-- BEGIN --

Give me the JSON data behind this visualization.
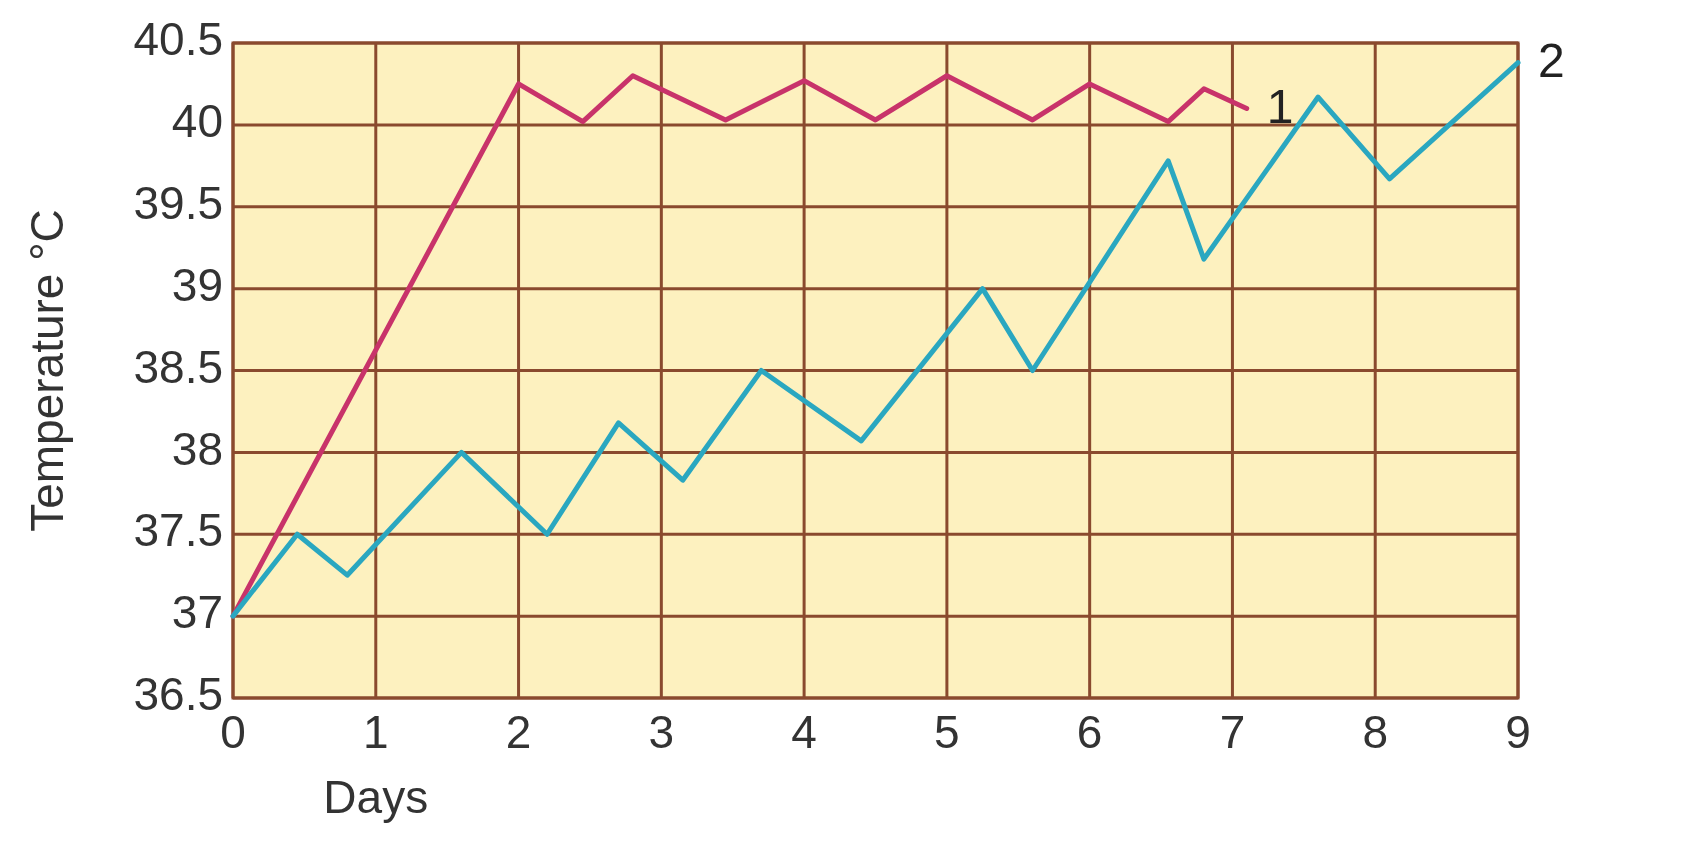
{
  "chart_data": {
    "type": "line",
    "xlabel": "Days",
    "ylabel": "Temperature °C",
    "xlim": [
      0,
      9
    ],
    "xticks": [
      0,
      1,
      2,
      3,
      4,
      5,
      6,
      7,
      8,
      9
    ],
    "ylim": [
      36.5,
      40.5
    ],
    "yticks": [
      36.5,
      37,
      37.5,
      38,
      38.5,
      39,
      39.5,
      40,
      40.5
    ],
    "grid": true,
    "series": [
      {
        "name": "1",
        "color": "#c8336a",
        "x": [
          0,
          2,
          2.45,
          2.8,
          3.45,
          4,
          4.5,
          5,
          5.6,
          6,
          6.55,
          6.8,
          7.1
        ],
        "values": [
          37,
          40.25,
          40.02,
          40.3,
          40.03,
          40.27,
          40.03,
          40.3,
          40.03,
          40.25,
          40.02,
          40.22,
          40.1
        ]
      },
      {
        "name": "2",
        "color": "#2aa7c0",
        "x": [
          0,
          0.45,
          0.8,
          1.6,
          2.2,
          2.7,
          3.15,
          3.7,
          4.4,
          5.25,
          5.6,
          6.55,
          6.8,
          7.6,
          8.1,
          9
        ],
        "values": [
          37,
          37.5,
          37.25,
          38,
          37.5,
          38.18,
          37.83,
          38.5,
          38.07,
          39,
          38.5,
          39.78,
          39.18,
          40.17,
          39.67,
          40.38
        ]
      }
    ]
  }
}
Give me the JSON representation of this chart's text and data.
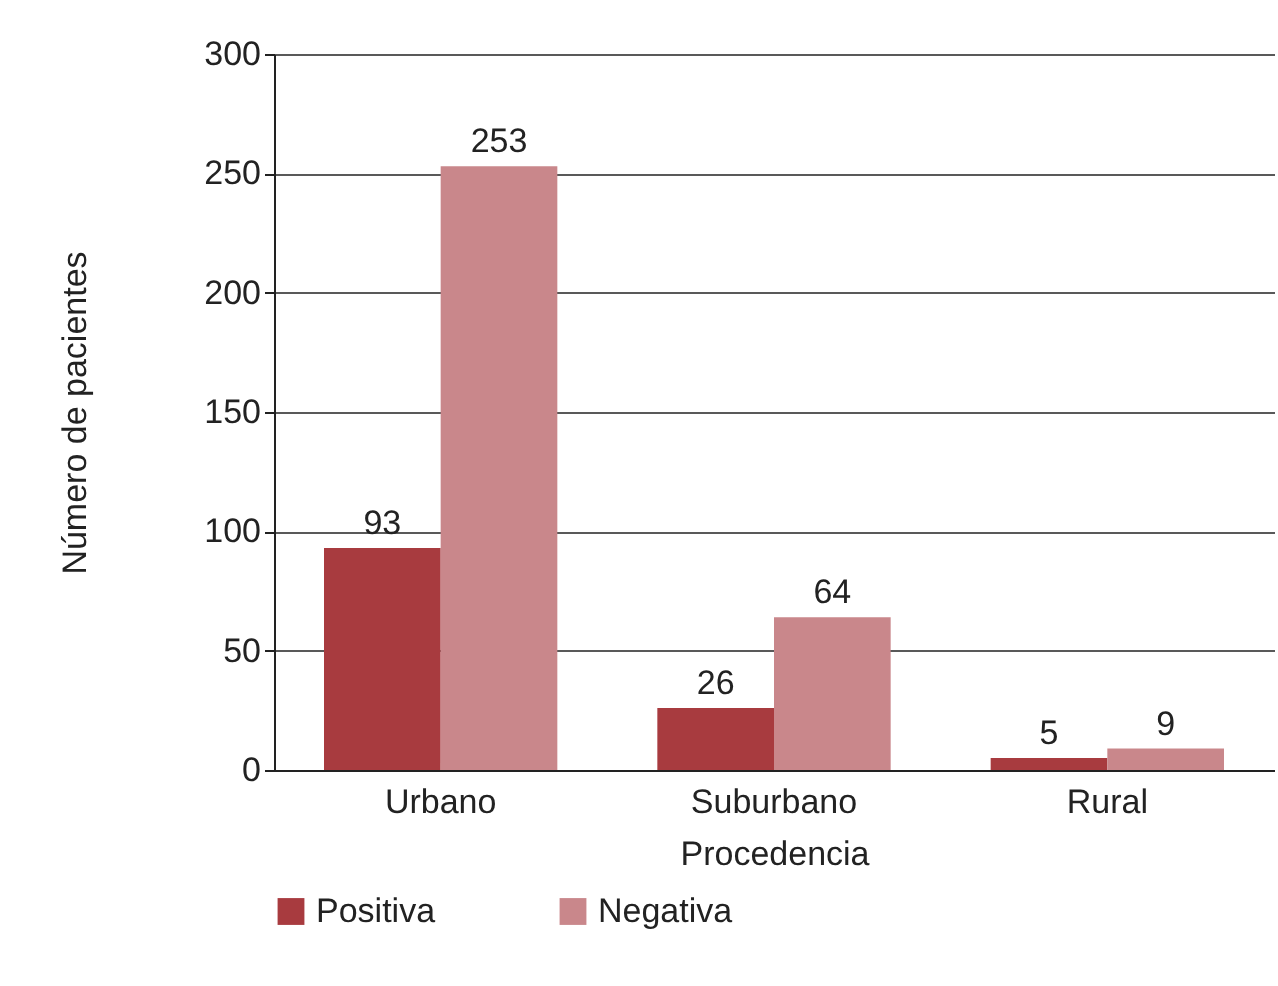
{
  "chart_data": {
    "type": "bar",
    "xlabel": "Procedencia",
    "ylabel": "Número de pacientes",
    "categories": [
      "Urbano",
      "Suburbano",
      "Rural"
    ],
    "series": [
      {
        "name": "Positiva",
        "color": "#a83b3f",
        "values": [
          93,
          26,
          5
        ]
      },
      {
        "name": "Negativa",
        "color": "#c9878b",
        "values": [
          253,
          64,
          9
        ]
      }
    ],
    "ylim": [
      0,
      300
    ],
    "yticks": [
      0,
      50,
      100,
      150,
      200,
      250,
      300
    ],
    "grid": "y",
    "legend": "bottom",
    "data_labels": true
  }
}
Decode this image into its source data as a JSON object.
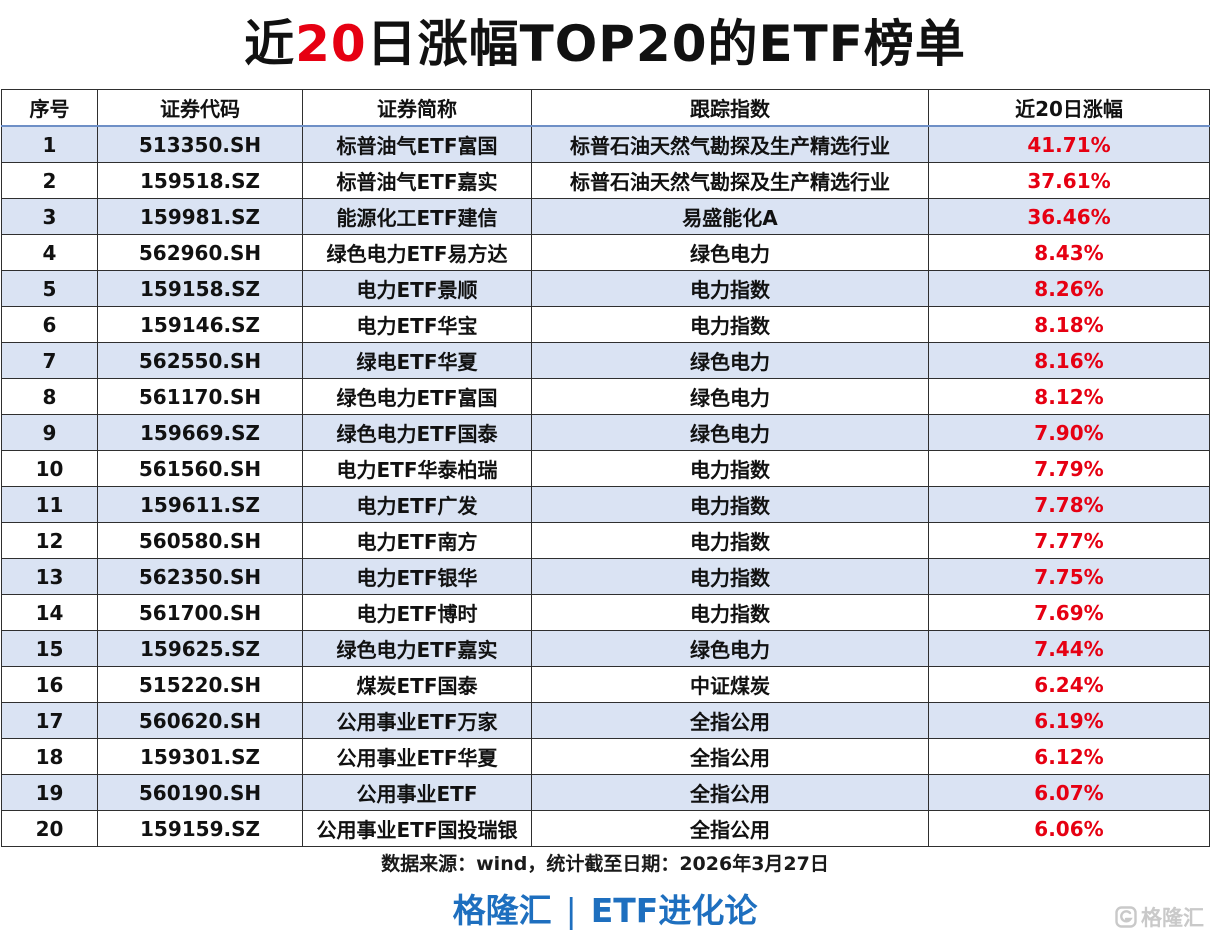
{
  "title": {
    "prefix": "近",
    "highlight": "20",
    "suffix": "日涨幅TOP20的ETF榜单"
  },
  "table": {
    "headers": [
      "序号",
      "证券代码",
      "证券简称",
      "跟踪指数",
      "近20日涨幅"
    ],
    "rows": [
      {
        "rank": "1",
        "code": "513350.SH",
        "name": "标普油气ETF富国",
        "index": "标普石油天然气勘探及生产精选行业",
        "change": "41.71%"
      },
      {
        "rank": "2",
        "code": "159518.SZ",
        "name": "标普油气ETF嘉实",
        "index": "标普石油天然气勘探及生产精选行业",
        "change": "37.61%"
      },
      {
        "rank": "3",
        "code": "159981.SZ",
        "name": "能源化工ETF建信",
        "index": "易盛能化A",
        "change": "36.46%"
      },
      {
        "rank": "4",
        "code": "562960.SH",
        "name": "绿色电力ETF易方达",
        "index": "绿色电力",
        "change": "8.43%"
      },
      {
        "rank": "5",
        "code": "159158.SZ",
        "name": "电力ETF景顺",
        "index": "电力指数",
        "change": "8.26%"
      },
      {
        "rank": "6",
        "code": "159146.SZ",
        "name": "电力ETF华宝",
        "index": "电力指数",
        "change": "8.18%"
      },
      {
        "rank": "7",
        "code": "562550.SH",
        "name": "绿电ETF华夏",
        "index": "绿色电力",
        "change": "8.16%"
      },
      {
        "rank": "8",
        "code": "561170.SH",
        "name": "绿色电力ETF富国",
        "index": "绿色电力",
        "change": "8.12%"
      },
      {
        "rank": "9",
        "code": "159669.SZ",
        "name": "绿色电力ETF国泰",
        "index": "绿色电力",
        "change": "7.90%"
      },
      {
        "rank": "10",
        "code": "561560.SH",
        "name": "电力ETF华泰柏瑞",
        "index": "电力指数",
        "change": "7.79%"
      },
      {
        "rank": "11",
        "code": "159611.SZ",
        "name": "电力ETF广发",
        "index": "电力指数",
        "change": "7.78%"
      },
      {
        "rank": "12",
        "code": "560580.SH",
        "name": "电力ETF南方",
        "index": "电力指数",
        "change": "7.77%"
      },
      {
        "rank": "13",
        "code": "562350.SH",
        "name": "电力ETF银华",
        "index": "电力指数",
        "change": "7.75%"
      },
      {
        "rank": "14",
        "code": "561700.SH",
        "name": "电力ETF博时",
        "index": "电力指数",
        "change": "7.69%"
      },
      {
        "rank": "15",
        "code": "159625.SZ",
        "name": "绿色电力ETF嘉实",
        "index": "绿色电力",
        "change": "7.44%"
      },
      {
        "rank": "16",
        "code": "515220.SH",
        "name": "煤炭ETF国泰",
        "index": "中证煤炭",
        "change": "6.24%"
      },
      {
        "rank": "17",
        "code": "560620.SH",
        "name": "公用事业ETF万家",
        "index": "全指公用",
        "change": "6.19%"
      },
      {
        "rank": "18",
        "code": "159301.SZ",
        "name": "公用事业ETF华夏",
        "index": "全指公用",
        "change": "6.12%"
      },
      {
        "rank": "19",
        "code": "560190.SH",
        "name": "公用事业ETF",
        "index": "全指公用",
        "change": "6.07%"
      },
      {
        "rank": "20",
        "code": "159159.SZ",
        "name": "公用事业ETF国投瑞银",
        "index": "全指公用",
        "change": "6.06%"
      }
    ]
  },
  "source": "数据来源：wind，统计截至日期：2026年3月27日",
  "footer": {
    "brand": "格隆汇",
    "separator": "|",
    "column": "ETF进化论"
  },
  "watermark": {
    "text": "格隆汇",
    "icon": "gelonghui-logo-icon"
  },
  "colors": {
    "highlight_red": "#e60012",
    "row_band_blue": "#dae3f3",
    "footer_blue": "#1e6fbf"
  }
}
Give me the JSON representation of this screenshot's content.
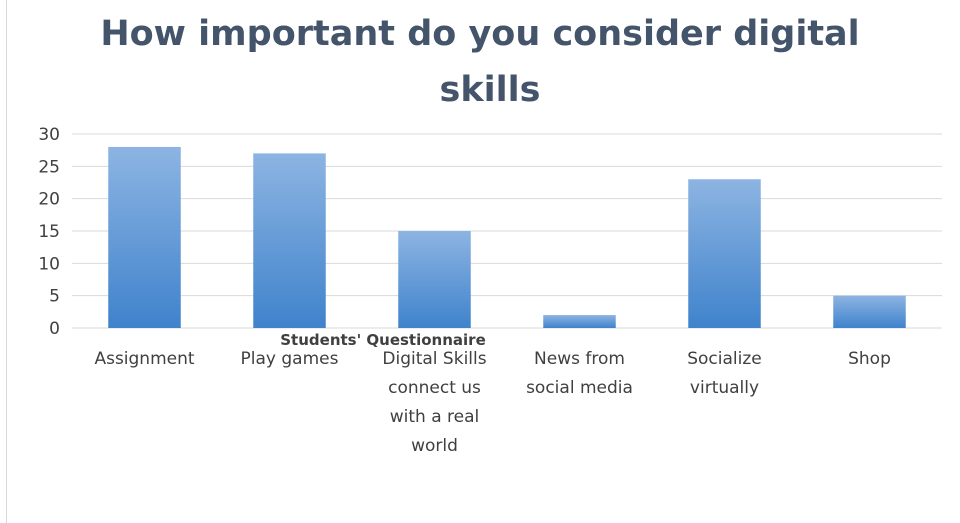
{
  "chart_data": {
    "type": "bar",
    "title": "How important do you consider digital skills",
    "title_lines": [
      "How important do you consider digital",
      "skills"
    ],
    "xlabel": "Students' Questionnaire",
    "ylabel": "",
    "ylim": [
      0,
      30
    ],
    "yticks": [
      "0",
      "5",
      "10",
      "15",
      "20",
      "25",
      "30"
    ],
    "categories": [
      [
        "Assignment"
      ],
      [
        "Play games"
      ],
      [
        "Digital Skills",
        "connect us",
        "with a real",
        "world"
      ],
      [
        "News from",
        "social media"
      ],
      [
        "Socialize",
        "virtually"
      ],
      [
        "Shop"
      ]
    ],
    "values": [
      28,
      27,
      15,
      2,
      23,
      5
    ],
    "grid": true,
    "legend": "none",
    "colors": {
      "bar_top": "#8db4e2",
      "bar_bottom": "#3f83cc",
      "grid": "#d9d9d9",
      "text": "#404040",
      "title": "#44546a"
    }
  }
}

-- END --

What is being asked = Return verbatim every line from the line containing "Give me the JSON representation of this screenshot's" to the last line of the entries above, inclusive, and leave out the pictures.

Response =
Give me the JSON representation of this screenshot's content.
{
  "chart_data": {
    "type": "bar",
    "title": "How important do you consider digital skills",
    "title_lines": [
      "How important do you consider digital",
      "skills"
    ],
    "xlabel": "Students' Questionnaire",
    "ylabel": "",
    "ylim": [
      0,
      30
    ],
    "yticks": [
      "0",
      "5",
      "10",
      "15",
      "20",
      "25",
      "30"
    ],
    "categories": [
      [
        "Assignment"
      ],
      [
        "Play games"
      ],
      [
        "Digital Skills",
        "connect us",
        "with a real",
        "world"
      ],
      [
        "News from",
        "social media"
      ],
      [
        "Socialize",
        "virtually"
      ],
      [
        "Shop"
      ]
    ],
    "values": [
      28,
      27,
      15,
      2,
      23,
      5
    ],
    "grid": true,
    "legend": "none",
    "colors": {
      "bar_top": "#8db4e2",
      "bar_bottom": "#3f83cc",
      "grid": "#d9d9d9",
      "text": "#404040",
      "title": "#44546a"
    }
  }
}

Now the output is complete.